**OBJECTIVE**. Copy every entry precisely.

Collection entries
====
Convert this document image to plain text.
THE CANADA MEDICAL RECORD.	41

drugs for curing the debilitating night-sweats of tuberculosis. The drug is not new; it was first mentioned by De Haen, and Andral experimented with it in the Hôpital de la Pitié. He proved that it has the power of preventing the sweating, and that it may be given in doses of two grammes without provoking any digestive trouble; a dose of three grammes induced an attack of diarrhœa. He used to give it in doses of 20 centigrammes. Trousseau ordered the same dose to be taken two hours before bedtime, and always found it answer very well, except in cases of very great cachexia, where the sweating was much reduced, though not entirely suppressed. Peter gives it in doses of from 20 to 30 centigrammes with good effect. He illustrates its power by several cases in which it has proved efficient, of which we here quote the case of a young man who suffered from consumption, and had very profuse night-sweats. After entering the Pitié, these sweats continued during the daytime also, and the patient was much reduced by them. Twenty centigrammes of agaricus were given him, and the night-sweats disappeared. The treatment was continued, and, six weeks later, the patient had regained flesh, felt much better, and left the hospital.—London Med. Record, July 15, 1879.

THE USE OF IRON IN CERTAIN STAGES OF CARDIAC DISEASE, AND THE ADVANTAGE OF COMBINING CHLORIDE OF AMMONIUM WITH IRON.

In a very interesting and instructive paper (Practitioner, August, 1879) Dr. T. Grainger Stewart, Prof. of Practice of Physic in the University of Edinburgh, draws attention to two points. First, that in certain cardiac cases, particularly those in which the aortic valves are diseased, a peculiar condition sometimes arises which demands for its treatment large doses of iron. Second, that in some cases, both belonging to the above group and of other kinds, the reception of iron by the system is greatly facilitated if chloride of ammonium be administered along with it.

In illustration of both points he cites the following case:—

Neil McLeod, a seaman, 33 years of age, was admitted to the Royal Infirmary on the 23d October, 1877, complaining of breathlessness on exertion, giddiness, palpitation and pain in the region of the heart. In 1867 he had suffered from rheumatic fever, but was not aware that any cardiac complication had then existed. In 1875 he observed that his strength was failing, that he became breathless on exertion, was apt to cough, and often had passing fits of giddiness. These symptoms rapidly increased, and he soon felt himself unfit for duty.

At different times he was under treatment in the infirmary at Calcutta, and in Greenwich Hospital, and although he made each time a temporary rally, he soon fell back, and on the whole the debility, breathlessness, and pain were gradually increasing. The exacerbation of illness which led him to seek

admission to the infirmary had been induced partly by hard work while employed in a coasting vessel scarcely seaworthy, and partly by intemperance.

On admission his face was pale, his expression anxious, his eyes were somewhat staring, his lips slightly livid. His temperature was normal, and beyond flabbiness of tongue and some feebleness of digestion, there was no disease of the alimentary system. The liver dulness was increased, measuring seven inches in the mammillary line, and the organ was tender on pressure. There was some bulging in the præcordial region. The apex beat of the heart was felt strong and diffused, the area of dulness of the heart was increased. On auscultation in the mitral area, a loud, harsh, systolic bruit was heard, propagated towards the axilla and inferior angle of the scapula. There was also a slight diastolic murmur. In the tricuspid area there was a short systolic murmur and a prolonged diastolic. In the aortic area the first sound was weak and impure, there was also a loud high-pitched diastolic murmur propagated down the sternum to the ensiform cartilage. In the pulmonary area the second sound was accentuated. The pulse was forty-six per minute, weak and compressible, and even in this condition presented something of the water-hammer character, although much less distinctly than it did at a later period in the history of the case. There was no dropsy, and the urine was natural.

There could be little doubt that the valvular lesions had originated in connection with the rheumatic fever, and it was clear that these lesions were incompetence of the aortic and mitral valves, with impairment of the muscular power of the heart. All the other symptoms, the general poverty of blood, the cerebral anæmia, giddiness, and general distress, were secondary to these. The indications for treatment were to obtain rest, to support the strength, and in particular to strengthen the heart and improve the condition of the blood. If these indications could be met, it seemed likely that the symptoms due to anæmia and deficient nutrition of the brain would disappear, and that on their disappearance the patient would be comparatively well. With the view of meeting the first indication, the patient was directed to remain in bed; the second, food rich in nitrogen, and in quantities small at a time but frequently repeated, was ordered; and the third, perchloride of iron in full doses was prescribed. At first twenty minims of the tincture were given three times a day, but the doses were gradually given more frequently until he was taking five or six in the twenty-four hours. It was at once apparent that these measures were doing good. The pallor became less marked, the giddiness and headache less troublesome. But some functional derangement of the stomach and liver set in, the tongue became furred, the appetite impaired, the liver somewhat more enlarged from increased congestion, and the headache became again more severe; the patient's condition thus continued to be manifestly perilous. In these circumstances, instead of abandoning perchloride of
====
**RESULT FOR THIS TASK**.
Convert this document image to plain text.
THE CANADA MEDICAL RECORD.	41

drugs for curing the debilitating night-sweats of tuberculosis. The drug is not new; it was first mentioned by De Haen, and Andral experimented with it in the Hôpital de la Pitié. He proved that it has the power of preventing the sweating, and that it may be given in doses of two grammes without provoking any digestive trouble; a dose of three grammes induced an attack of diarrhœa. He used to give it in doses of 20 centigrammes. Trousseau ordered the same dose to be taken two hours before bedtime, and always found it answer very well, except in cases of very great cachexia, where the sweating was much reduced, though not entirely suppressed. Peter gives it in doses of from 20 to 30 centigrammes with good effect. He illustrates its power by several cases in which it has proved efficient, of which we here quote the case of a young man who suffered from consumption, and had very profuse night-sweats. After entering the Pitié, these sweats continued during the daytime also, and the patient was much reduced by them. Twenty centigrammes of agaricus were given him, and the night-sweats disappeared. The treatment was continued, and, six weeks later, the patient had regained flesh, felt much better, and left the hospital.—London Med. Record, July 15, 1879.

THE USE OF IRON IN CERTAIN STAGES OF CARDIAC DISEASE, AND THE ADVANTAGE OF COMBINING CHLORIDE OF AMMONIUM WITH IRON.

In a very interesting and instructive paper (Practitioner, August, 1879) Dr. T. Grainger Stewart, Prof. of Practice of Physic in the University of Edinburgh, draws attention to two points. First, that in certain cardiac cases, particularly those in which the aortic valves are diseased, a peculiar condition sometimes arises which demands for its treatment large doses of iron. Second, that in some cases, both belonging to the above group and of other kinds, the reception of iron by the system is greatly facilitated if chloride of ammonium be administered along with it.

In illustration of both points he cites the following case:—

Neil McLeod, a seaman, 33 years of age, was admitted to the Royal Infirmary on the 23d October, 1877, complaining of breathlessness on exertion, giddiness, palpitation and pain in the region of the heart. In 1867 he had suffered from rheumatic fever, but was not aware that any cardiac complication had then existed. In 1875 he observed that his strength was failing, that he became breathless on exertion, was apt to cough, and often had passing fits of giddiness. These symptoms rapidly increased, and he soon felt himself unfit for duty.

At different times he was under treatment in the infirmary at Calcutta, and in Greenwich Hospital, and although he made each time a temporary rally, he soon fell back, and on the whole the debility, breathlessness, and pain were gradually increasing. The exacerbation of illness which led him to seek

admission to the infirmary had been induced partly by hard work while employed in a coasting vessel scarcely seaworthy, and partly by intemperance.

On admission his face was pale, his expression anxious, his eyes were somewhat staring, his lips slightly livid. His temperature was normal, and beyond flabbiness of tongue and some feebleness of digestion, there was no disease of the alimentary system. The liver dulness was increased, measuring seven inches in the mammillary line, and the organ was tender on pressure. There was some bulging in the præcordial region. The apex beat of the heart was felt strong and diffused, the area of dulness of the heart was increased. On auscultation in the mitral area, a loud, harsh, systolic bruit was heard, propagated towards the axilla and inferior angle of the scapula. There was also a slight diastolic murmur. In the tricuspid area there was a short systolic murmur and a prolonged diastolic. In the aortic area the first sound was weak and impure, there was also a loud high-pitched diastolic murmur propagated down the sternum to the ensiform cartilage. In the pulmonary area the second sound was accentuated. The pulse was forty-six per minute, weak and compressible, and even in this condition presented something of the water-hammer character, although much less distinctly than it did at a later period in the history of the case. There was no dropsy, and the urine was natural.

There could be little doubt that the valvular lesions had originated in connection with the rheumatic fever, and it was clear that these lesions were incompetence of the aortic and mitral valves, with impairment of the muscular power of the heart. All the other symptoms, the general poverty of blood, the cerebral anæmia, giddiness, and general distress, were secondary to these. The indications for treatment were to obtain rest, to support the strength, and in particular to strengthen the heart and improve the condition of the blood. If these indications could be met, it seemed likely that the symptoms due to anæmia and deficient nutrition of the brain would disappear, and that on their disappearance the patient would be comparatively well. With the view of meeting the first indication, the patient was directed to remain in bed; the second, food rich in nitrogen, and in quantities small at a time but frequently repeated, was ordered; and the third, perchloride of iron in full doses was prescribed. At first twenty minims of the tincture were given three times a day, but the doses were gradually given more frequently until he was taking five or six in the twenty-four hours. It was at once apparent that these measures were doing good. The pallor became less marked, the giddiness and headache less troublesome. But some functional derangement of the stomach and liver set in, the tongue became furred, the appetite impaired, the liver somewhat more enlarged from increased congestion, and the headache became again more severe; the patient's condition thus continued to be manifestly perilous. In these circumstances, instead of abandoning perchloride of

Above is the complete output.